What you are asked to do
Count every line in the data below where "screenshot" occurs, then state that number and nothing more.

# # # # # # #

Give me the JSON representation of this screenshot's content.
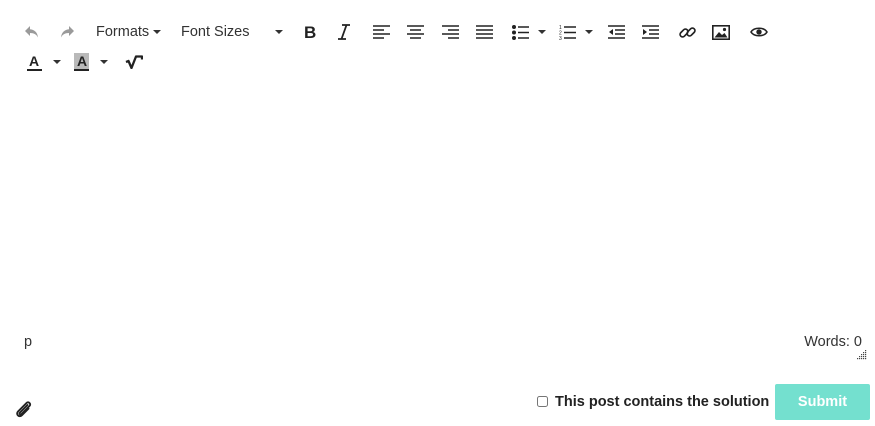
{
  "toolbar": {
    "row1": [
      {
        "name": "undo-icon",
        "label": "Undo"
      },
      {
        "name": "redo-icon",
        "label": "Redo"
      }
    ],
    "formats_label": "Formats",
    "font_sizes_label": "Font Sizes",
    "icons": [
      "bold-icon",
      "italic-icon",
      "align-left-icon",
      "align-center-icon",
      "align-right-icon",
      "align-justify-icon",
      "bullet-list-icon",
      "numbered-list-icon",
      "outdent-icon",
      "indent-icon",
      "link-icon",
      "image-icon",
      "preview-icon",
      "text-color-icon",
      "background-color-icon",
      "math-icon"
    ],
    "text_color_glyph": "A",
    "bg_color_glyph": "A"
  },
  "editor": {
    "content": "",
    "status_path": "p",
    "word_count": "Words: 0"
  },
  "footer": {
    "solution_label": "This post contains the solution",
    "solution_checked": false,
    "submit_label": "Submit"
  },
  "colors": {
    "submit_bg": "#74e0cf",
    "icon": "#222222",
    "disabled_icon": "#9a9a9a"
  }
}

# # # # # # #

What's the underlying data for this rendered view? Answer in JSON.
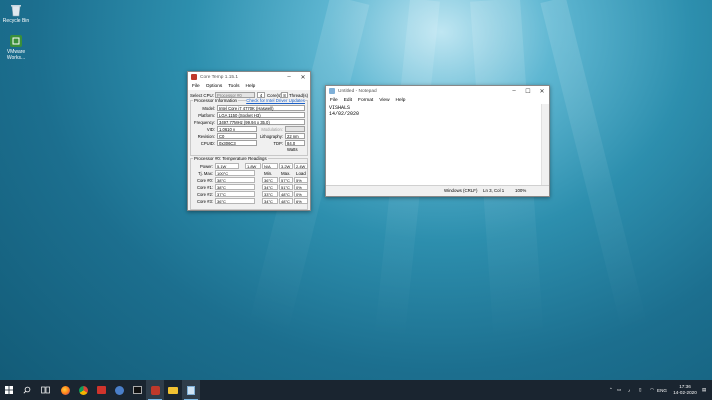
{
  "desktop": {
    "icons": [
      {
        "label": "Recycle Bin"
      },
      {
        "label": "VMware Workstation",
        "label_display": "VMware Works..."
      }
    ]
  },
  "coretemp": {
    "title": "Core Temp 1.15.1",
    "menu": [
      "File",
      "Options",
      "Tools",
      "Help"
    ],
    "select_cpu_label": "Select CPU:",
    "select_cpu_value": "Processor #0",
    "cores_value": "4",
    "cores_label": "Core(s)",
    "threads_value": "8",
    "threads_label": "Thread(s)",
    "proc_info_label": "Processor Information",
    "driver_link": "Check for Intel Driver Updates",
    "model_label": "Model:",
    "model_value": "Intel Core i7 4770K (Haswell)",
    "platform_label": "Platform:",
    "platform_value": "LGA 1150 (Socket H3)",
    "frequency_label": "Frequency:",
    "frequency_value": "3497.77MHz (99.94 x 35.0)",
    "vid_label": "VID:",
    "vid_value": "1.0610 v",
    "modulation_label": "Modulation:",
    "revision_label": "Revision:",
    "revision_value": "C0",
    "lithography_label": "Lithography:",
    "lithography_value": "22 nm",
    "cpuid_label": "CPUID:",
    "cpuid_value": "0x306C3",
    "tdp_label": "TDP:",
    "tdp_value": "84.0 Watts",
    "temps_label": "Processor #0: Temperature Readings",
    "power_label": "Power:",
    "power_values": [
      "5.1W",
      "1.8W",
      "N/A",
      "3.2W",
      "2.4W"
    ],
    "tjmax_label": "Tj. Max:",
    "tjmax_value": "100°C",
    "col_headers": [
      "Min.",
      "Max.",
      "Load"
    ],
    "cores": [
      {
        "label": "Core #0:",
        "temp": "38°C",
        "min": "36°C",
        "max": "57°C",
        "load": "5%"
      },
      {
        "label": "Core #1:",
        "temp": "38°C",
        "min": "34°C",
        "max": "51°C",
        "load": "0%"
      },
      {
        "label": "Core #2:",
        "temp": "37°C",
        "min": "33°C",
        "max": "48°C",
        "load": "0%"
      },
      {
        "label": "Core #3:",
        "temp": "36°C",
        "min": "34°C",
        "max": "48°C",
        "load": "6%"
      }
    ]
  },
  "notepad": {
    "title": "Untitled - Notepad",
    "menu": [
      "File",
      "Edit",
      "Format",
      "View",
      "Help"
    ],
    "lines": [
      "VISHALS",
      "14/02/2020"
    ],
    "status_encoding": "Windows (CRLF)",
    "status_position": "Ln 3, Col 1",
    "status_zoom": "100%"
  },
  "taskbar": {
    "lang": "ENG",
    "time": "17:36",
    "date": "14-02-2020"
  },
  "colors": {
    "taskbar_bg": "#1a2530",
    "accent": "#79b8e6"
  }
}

# # # # # # #

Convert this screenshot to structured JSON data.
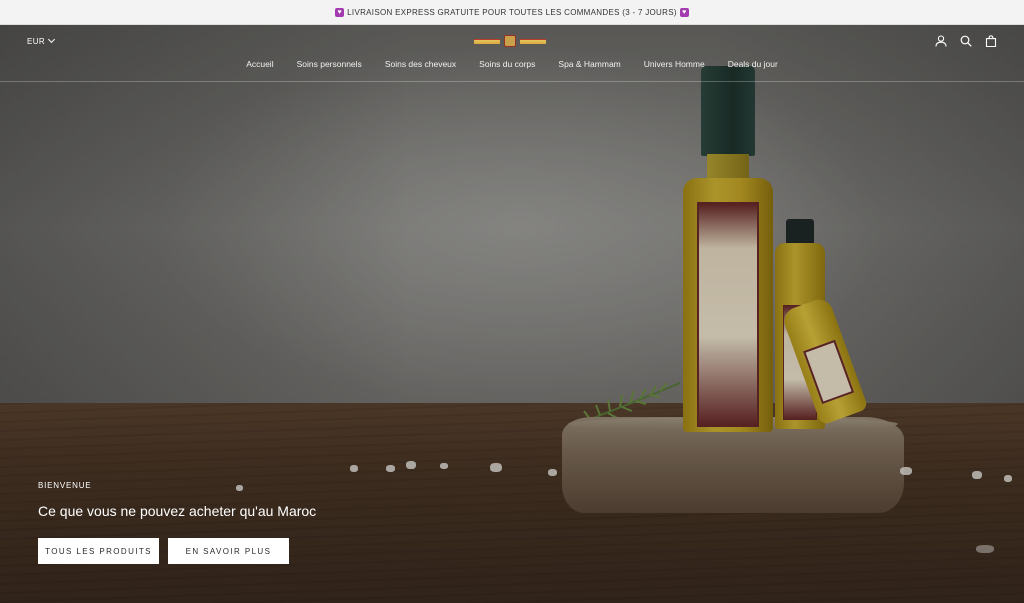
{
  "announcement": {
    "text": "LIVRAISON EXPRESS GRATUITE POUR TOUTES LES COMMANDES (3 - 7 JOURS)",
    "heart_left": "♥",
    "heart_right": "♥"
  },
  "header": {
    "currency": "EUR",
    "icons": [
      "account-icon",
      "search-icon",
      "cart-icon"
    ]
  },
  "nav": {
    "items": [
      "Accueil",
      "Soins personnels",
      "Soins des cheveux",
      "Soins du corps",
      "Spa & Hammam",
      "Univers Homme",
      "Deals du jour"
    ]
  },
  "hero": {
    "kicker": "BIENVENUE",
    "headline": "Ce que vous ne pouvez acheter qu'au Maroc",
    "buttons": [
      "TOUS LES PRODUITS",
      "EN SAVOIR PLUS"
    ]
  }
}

# # # # # # #

Exercise response
2